Stored data
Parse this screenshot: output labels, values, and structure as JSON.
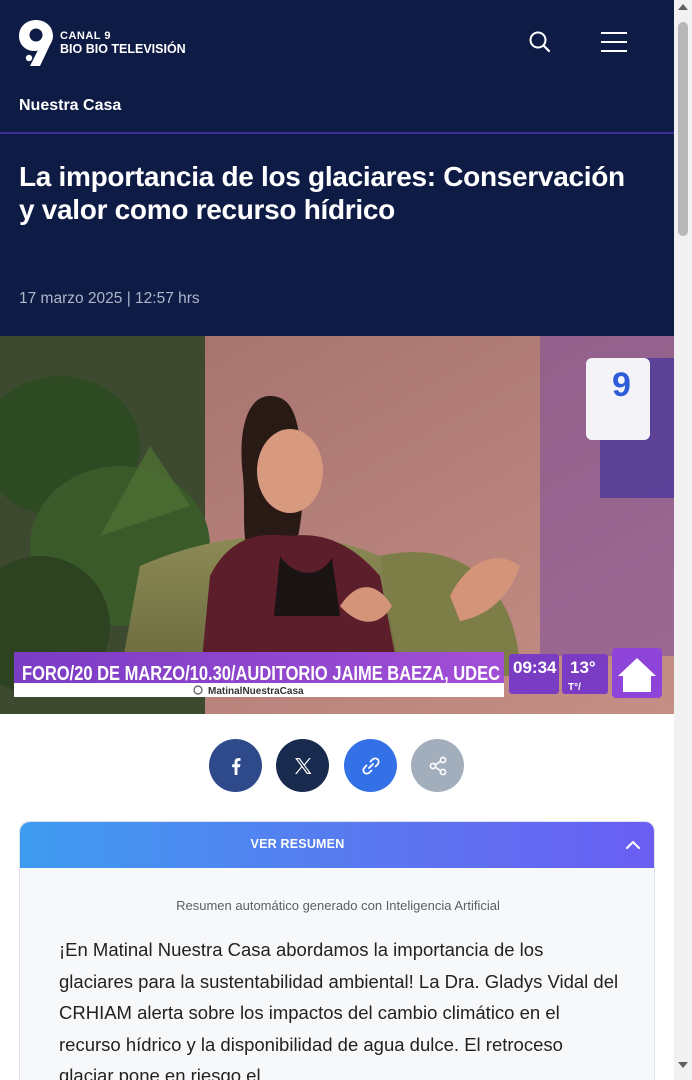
{
  "header": {
    "brand_line1": "CANAL 9",
    "brand_line2": "BIO BIO TELEVISIÓN",
    "icons": [
      "canal9-logo-icon",
      "search-icon",
      "hamburger-menu-icon"
    ]
  },
  "section": {
    "label": "Nuestra Casa"
  },
  "article": {
    "title": "La importancia de los glaciares: Conservación y valor como recurso hídrico",
    "date": "17 marzo 2025 | 12:57 hrs"
  },
  "video_frame": {
    "ticker_text": "FORO/20 DE MARZO/10.30/AUDITORIO JAIME BAEZA, UDEC",
    "instagram_handle": "MatinalNuestraCasa",
    "clock": "09:34",
    "temperature": "13°",
    "temperature_unit": "T°/",
    "corner_logo": "9"
  },
  "share": {
    "icons": [
      "facebook-icon",
      "x-icon",
      "link-icon",
      "share-icon"
    ]
  },
  "summary": {
    "toggle_label": "VER RESUMEN",
    "ai_note": "Resumen automático generado con Inteligencia Artificial",
    "text": "¡En Matinal Nuestra Casa abordamos la importancia de los glaciares para la sustentabilidad ambiental! La Dra. Gladys Vidal del CRHIAM alerta sobre los impactos del cambio climático en el recurso hídrico y la disponibilidad de agua dulce. El retroceso glaciar pone en riesgo el"
  },
  "colors": {
    "header_bg": "#0e1b45",
    "section_underline": "#3b2e9a",
    "facebook": "#2f4a8a",
    "x": "#182a4d",
    "link": "#3571e6",
    "share": "#a2aebb",
    "summary_gradient_start": "#3e9cf0",
    "summary_gradient_end": "#6a5ef2"
  }
}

### EXERCISE REQUIREMENTS
Skip the pictures, then retype every line above exactly.

### WRITTEN ANSWER
Parse this screenshot: output labels, values, and structure as JSON.
{
  "header": {
    "brand_line1": "CANAL 9",
    "brand_line2": "BIO BIO TELEVISIÓN",
    "icons": [
      "canal9-logo-icon",
      "search-icon",
      "hamburger-menu-icon"
    ]
  },
  "section": {
    "label": "Nuestra Casa"
  },
  "article": {
    "title": "La importancia de los glaciares: Conservación y valor como recurso hídrico",
    "date": "17 marzo 2025 | 12:57 hrs"
  },
  "video_frame": {
    "ticker_text": "FORO/20 DE MARZO/10.30/AUDITORIO JAIME BAEZA, UDEC",
    "instagram_handle": "MatinalNuestraCasa",
    "clock": "09:34",
    "temperature": "13°",
    "temperature_unit": "T°/",
    "corner_logo": "9"
  },
  "share": {
    "icons": [
      "facebook-icon",
      "x-icon",
      "link-icon",
      "share-icon"
    ]
  },
  "summary": {
    "toggle_label": "VER RESUMEN",
    "ai_note": "Resumen automático generado con Inteligencia Artificial",
    "text": "¡En Matinal Nuestra Casa abordamos la importancia de los glaciares para la sustentabilidad ambiental! La Dra. Gladys Vidal del CRHIAM alerta sobre los impactos del cambio climático en el recurso hídrico y la disponibilidad de agua dulce. El retroceso glaciar pone en riesgo el"
  },
  "colors": {
    "header_bg": "#0e1b45",
    "section_underline": "#3b2e9a",
    "facebook": "#2f4a8a",
    "x": "#182a4d",
    "link": "#3571e6",
    "share": "#a2aebb",
    "summary_gradient_start": "#3e9cf0",
    "summary_gradient_end": "#6a5ef2"
  }
}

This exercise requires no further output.